- [WRITTEN REQUEST] Work through the listing below and count the lines that hold "MSPLogin". Answer with the number alone.

- - - - - - -

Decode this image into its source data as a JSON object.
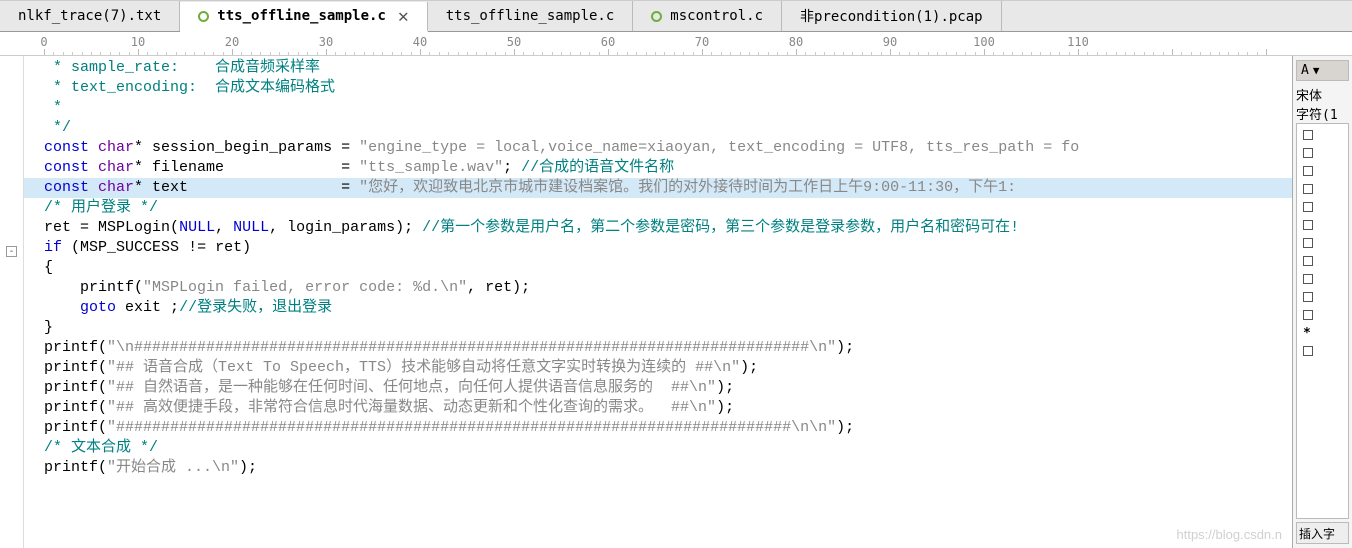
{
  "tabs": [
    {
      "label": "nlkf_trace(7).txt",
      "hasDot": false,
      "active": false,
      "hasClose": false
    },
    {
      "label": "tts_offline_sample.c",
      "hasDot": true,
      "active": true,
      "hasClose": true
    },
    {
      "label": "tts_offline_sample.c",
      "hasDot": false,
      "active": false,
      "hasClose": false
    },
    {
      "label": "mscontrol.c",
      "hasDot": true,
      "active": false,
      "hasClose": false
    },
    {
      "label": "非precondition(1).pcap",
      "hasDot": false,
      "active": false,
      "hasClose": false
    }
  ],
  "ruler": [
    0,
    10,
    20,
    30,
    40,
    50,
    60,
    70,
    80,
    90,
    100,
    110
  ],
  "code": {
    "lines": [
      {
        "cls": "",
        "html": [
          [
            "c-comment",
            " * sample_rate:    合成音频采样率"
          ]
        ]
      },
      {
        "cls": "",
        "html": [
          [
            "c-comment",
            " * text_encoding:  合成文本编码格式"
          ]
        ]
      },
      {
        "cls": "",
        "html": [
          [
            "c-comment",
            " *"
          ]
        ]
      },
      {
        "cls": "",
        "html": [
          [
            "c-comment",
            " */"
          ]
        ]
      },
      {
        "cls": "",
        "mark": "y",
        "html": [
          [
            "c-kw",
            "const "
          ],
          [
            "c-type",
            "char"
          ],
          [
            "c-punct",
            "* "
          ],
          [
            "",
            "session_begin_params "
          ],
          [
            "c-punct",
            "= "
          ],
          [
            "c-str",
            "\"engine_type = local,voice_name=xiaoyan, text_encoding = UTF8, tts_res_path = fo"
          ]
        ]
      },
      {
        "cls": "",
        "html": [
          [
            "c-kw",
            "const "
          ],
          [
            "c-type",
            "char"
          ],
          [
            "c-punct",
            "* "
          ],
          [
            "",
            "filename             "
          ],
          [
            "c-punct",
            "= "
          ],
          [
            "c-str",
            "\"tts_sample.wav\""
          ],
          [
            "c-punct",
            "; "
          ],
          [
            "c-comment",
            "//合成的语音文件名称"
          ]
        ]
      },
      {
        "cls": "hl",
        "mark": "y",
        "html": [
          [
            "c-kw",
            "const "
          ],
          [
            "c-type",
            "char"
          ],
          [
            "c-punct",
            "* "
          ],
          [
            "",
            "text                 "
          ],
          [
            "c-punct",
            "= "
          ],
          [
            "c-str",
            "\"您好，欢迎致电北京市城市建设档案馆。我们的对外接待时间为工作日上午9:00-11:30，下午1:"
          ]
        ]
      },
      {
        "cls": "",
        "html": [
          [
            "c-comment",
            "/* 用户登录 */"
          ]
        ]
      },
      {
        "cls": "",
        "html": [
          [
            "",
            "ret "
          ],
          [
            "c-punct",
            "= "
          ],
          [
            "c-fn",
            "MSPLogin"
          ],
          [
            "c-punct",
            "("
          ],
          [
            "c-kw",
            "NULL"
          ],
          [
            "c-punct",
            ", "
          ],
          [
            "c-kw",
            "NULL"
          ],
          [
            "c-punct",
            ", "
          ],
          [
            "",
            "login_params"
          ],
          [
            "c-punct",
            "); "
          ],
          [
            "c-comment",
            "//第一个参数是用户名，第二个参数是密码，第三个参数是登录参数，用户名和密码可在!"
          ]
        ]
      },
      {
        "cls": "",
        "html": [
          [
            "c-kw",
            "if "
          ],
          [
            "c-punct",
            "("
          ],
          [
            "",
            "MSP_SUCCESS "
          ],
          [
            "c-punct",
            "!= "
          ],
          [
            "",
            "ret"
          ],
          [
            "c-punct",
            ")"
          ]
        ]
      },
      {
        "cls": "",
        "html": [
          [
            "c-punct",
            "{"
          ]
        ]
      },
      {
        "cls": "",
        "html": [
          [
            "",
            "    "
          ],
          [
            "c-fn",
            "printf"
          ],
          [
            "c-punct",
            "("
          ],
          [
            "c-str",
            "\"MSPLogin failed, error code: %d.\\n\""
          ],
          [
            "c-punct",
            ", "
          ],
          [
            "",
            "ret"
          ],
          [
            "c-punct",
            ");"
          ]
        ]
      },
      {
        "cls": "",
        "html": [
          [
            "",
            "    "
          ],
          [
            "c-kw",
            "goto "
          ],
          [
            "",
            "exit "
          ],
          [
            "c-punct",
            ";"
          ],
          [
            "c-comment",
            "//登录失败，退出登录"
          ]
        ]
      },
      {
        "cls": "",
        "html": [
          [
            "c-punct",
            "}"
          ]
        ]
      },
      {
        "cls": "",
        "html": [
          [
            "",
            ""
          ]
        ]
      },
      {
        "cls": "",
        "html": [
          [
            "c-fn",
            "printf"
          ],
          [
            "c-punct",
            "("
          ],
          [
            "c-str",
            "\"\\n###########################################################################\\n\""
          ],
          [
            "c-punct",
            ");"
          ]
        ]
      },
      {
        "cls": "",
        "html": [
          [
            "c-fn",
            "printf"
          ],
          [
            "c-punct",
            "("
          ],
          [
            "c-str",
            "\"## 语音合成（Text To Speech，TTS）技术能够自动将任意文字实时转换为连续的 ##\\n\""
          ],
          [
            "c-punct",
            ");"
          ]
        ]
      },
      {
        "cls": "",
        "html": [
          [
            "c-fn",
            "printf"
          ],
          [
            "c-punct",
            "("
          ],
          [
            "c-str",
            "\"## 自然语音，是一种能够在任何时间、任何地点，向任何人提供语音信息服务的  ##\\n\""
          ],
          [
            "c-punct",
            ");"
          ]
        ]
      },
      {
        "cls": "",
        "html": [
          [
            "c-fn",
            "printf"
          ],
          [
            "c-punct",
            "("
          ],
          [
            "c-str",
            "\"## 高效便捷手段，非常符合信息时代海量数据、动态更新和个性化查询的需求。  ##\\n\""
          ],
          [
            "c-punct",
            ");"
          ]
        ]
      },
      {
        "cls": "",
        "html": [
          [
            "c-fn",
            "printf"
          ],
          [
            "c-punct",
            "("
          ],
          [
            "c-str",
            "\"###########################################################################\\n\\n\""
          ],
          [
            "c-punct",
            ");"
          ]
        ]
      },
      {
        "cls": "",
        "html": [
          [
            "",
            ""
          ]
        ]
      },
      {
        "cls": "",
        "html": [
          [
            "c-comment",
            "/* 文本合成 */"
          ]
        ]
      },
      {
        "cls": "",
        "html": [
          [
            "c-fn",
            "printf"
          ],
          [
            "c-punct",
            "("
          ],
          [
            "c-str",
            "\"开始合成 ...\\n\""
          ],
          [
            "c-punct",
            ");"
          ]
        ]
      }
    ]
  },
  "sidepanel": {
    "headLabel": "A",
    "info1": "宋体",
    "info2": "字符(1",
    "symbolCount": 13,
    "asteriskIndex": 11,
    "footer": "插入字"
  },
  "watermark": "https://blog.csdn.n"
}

- - - - - - -

- [WRITTEN ANSWER] 2